# Written request
Select from the data all lines with the word "month".

# START OF Items

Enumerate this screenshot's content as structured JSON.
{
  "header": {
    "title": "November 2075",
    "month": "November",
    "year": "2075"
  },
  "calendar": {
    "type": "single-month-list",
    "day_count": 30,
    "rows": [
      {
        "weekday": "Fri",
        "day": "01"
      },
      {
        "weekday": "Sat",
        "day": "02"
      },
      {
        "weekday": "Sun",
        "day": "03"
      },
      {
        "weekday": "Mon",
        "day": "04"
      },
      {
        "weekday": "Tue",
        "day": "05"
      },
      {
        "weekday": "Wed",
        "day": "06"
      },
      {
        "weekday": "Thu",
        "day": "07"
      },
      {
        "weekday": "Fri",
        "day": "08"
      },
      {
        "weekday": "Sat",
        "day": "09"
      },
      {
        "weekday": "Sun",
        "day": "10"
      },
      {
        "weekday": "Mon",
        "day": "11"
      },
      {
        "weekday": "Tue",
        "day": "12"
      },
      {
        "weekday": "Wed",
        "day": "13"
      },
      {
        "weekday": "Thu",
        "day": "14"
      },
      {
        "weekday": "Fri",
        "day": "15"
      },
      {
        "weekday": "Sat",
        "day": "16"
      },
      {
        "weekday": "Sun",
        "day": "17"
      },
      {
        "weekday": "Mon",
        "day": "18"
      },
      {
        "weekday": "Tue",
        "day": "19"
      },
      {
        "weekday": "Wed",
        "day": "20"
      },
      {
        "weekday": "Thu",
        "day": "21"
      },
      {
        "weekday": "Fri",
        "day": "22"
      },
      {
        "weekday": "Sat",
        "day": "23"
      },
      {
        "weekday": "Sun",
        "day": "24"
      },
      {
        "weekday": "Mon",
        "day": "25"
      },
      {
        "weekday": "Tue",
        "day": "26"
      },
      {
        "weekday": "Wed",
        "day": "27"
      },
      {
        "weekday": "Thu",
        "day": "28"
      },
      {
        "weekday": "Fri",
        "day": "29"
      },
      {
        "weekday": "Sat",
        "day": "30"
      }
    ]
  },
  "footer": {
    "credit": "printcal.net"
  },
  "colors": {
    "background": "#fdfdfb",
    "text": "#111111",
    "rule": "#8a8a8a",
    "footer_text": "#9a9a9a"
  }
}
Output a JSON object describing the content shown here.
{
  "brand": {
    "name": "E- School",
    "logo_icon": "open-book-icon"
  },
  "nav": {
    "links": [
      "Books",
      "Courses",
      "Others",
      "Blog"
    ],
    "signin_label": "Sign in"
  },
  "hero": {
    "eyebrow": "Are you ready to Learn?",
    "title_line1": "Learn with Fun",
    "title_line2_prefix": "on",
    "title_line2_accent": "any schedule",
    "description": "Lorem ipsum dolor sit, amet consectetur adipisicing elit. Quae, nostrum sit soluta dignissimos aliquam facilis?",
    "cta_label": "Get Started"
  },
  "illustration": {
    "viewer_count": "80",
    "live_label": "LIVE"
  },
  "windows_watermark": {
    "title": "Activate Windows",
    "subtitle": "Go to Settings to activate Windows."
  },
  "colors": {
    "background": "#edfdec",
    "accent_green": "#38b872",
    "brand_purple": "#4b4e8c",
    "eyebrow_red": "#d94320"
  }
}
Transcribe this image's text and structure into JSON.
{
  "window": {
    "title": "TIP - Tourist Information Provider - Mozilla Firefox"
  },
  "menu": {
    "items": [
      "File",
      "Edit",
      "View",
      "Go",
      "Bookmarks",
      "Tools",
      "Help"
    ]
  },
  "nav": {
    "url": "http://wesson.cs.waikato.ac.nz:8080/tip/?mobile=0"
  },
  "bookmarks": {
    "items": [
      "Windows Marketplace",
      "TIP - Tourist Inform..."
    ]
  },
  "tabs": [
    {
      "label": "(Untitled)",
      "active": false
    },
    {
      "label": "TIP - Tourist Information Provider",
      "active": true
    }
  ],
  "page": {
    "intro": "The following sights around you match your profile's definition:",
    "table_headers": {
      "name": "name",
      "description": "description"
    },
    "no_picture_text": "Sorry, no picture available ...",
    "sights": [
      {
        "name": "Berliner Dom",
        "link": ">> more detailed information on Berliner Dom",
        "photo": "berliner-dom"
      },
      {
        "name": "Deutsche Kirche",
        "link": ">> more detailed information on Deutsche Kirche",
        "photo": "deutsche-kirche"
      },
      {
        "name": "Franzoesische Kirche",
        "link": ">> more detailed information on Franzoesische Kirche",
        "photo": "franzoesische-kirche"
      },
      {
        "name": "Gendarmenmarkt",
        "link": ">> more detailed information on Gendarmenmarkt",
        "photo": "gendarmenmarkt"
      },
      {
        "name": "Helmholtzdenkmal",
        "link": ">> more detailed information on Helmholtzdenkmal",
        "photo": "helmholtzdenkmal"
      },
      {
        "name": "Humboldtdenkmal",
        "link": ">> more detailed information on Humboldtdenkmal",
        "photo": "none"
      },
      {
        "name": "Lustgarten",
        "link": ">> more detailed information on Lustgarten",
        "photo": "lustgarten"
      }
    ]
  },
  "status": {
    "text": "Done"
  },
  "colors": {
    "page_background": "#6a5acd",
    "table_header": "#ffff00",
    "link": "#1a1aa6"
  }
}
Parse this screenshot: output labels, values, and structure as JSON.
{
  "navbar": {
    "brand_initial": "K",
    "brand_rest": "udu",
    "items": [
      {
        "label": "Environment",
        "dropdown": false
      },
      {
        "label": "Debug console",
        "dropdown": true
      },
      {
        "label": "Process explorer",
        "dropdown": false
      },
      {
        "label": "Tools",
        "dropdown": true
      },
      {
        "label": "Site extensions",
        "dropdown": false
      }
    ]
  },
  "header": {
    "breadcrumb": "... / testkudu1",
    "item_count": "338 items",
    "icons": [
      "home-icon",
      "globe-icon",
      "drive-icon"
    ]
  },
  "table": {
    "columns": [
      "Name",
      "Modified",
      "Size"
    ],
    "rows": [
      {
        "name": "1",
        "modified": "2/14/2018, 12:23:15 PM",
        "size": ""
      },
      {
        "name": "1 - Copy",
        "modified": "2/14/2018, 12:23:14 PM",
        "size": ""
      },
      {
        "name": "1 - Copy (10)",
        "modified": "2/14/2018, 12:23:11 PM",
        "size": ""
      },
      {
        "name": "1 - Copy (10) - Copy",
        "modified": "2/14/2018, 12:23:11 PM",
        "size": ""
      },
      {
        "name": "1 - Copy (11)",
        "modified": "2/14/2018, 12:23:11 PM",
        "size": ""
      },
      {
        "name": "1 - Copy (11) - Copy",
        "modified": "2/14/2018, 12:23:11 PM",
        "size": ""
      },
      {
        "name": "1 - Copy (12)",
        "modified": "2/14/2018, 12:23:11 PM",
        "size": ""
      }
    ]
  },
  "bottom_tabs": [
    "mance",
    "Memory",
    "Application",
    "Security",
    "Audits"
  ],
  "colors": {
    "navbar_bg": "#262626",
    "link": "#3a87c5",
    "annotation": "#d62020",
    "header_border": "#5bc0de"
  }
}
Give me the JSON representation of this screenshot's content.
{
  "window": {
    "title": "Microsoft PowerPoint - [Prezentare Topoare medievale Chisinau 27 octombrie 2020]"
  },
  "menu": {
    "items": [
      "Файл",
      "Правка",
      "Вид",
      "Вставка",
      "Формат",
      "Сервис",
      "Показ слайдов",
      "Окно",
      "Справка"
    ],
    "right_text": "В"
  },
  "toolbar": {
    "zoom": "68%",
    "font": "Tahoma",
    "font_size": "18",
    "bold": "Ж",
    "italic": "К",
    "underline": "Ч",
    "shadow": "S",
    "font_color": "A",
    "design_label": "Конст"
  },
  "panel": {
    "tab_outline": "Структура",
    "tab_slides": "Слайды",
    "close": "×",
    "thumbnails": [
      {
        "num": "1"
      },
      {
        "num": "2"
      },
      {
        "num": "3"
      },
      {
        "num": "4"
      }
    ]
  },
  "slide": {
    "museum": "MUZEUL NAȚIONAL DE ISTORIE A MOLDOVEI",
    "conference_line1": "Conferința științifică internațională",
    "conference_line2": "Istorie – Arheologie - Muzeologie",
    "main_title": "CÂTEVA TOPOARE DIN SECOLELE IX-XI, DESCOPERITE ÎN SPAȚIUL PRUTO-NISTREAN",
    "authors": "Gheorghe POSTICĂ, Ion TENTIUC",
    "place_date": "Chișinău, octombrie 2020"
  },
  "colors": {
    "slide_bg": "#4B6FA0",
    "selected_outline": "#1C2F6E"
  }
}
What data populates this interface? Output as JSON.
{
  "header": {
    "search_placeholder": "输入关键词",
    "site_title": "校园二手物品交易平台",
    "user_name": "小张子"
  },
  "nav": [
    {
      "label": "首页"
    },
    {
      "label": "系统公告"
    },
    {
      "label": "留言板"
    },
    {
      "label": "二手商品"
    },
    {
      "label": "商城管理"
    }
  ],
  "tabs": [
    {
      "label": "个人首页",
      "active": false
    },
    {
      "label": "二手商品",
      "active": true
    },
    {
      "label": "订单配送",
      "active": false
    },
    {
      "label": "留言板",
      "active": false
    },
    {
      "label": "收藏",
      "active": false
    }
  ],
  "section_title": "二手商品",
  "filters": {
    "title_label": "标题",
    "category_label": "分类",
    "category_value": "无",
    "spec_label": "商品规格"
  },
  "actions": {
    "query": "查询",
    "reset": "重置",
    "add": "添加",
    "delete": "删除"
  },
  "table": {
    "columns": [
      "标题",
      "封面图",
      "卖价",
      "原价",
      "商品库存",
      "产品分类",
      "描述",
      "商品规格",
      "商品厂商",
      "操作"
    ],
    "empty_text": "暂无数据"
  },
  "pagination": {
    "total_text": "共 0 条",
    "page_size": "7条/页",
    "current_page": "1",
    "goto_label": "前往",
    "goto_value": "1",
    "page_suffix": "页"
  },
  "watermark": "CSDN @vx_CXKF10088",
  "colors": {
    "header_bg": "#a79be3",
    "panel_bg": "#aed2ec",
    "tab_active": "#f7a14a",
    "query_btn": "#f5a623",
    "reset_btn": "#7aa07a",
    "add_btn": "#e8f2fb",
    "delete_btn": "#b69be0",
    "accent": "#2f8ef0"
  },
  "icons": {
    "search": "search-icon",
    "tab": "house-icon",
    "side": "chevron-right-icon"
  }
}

# END OF Items

# Response
    "month": "November",
    "type": "single-month-list",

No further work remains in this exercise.